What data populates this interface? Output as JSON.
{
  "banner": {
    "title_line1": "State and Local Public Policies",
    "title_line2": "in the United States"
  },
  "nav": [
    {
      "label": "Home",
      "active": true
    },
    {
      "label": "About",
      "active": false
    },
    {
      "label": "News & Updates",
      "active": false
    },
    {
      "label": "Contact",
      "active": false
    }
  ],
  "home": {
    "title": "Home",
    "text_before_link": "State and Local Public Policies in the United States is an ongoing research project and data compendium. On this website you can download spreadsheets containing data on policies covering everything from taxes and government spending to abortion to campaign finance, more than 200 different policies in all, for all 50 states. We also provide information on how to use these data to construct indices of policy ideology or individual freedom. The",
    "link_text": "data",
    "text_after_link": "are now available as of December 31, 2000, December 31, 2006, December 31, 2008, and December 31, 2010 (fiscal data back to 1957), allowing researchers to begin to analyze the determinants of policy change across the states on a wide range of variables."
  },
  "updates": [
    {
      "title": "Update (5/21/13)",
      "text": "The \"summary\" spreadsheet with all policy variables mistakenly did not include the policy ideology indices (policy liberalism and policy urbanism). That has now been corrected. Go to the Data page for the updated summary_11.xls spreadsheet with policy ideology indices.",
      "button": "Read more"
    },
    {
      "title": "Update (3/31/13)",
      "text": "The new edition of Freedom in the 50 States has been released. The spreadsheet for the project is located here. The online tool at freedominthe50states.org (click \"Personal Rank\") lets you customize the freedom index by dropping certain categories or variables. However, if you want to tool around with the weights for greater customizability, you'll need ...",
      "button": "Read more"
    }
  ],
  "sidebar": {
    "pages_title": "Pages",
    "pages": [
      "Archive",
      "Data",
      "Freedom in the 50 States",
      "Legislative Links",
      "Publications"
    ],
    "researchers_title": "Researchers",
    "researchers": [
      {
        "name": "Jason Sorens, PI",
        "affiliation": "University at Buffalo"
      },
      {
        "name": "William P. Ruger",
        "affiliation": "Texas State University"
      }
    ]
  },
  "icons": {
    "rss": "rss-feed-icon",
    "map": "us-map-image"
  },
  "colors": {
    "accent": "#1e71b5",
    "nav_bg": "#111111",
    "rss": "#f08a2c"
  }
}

* [What you need to do] Recopy the entries above exactly, with every line included.

* [Complete output]
What data populates this interface? Output as JSON.
{
  "banner": {
    "title_line1": "State and Local Public Policies",
    "title_line2": "in the United States"
  },
  "nav": [
    {
      "label": "Home",
      "active": true
    },
    {
      "label": "About",
      "active": false
    },
    {
      "label": "News & Updates",
      "active": false
    },
    {
      "label": "Contact",
      "active": false
    }
  ],
  "home": {
    "title": "Home",
    "text_before_link": "State and Local Public Policies in the United States is an ongoing research project and data compendium. On this website you can download spreadsheets containing data on policies covering everything from taxes and government spending to abortion to campaign finance, more than 200 different policies in all, for all 50 states. We also provide information on how to use these data to construct indices of policy ideology or individual freedom. The",
    "link_text": "data",
    "text_after_link": "are now available as of December 31, 2000, December 31, 2006, December 31, 2008, and December 31, 2010 (fiscal data back to 1957), allowing researchers to begin to analyze the determinants of policy change across the states on a wide range of variables."
  },
  "updates": [
    {
      "title": "Update (5/21/13)",
      "text": "The \"summary\" spreadsheet with all policy variables mistakenly did not include the policy ideology indices (policy liberalism and policy urbanism). That has now been corrected. Go to the Data page for the updated summary_11.xls spreadsheet with policy ideology indices.",
      "button": "Read more"
    },
    {
      "title": "Update (3/31/13)",
      "text": "The new edition of Freedom in the 50 States has been released. The spreadsheet for the project is located here. The online tool at freedominthe50states.org (click \"Personal Rank\") lets you customize the freedom index by dropping certain categories or variables. However, if you want to tool around with the weights for greater customizability, you'll need ...",
      "button": "Read more"
    }
  ],
  "sidebar": {
    "pages_title": "Pages",
    "pages": [
      "Archive",
      "Data",
      "Freedom in the 50 States",
      "Legislative Links",
      "Publications"
    ],
    "researchers_title": "Researchers",
    "researchers": [
      {
        "name": "Jason Sorens, PI",
        "affiliation": "University at Buffalo"
      },
      {
        "name": "William P. Ruger",
        "affiliation": "Texas State University"
      }
    ]
  },
  "icons": {
    "rss": "rss-feed-icon",
    "map": "us-map-image"
  },
  "colors": {
    "accent": "#1e71b5",
    "nav_bg": "#111111",
    "rss": "#f08a2c"
  }
}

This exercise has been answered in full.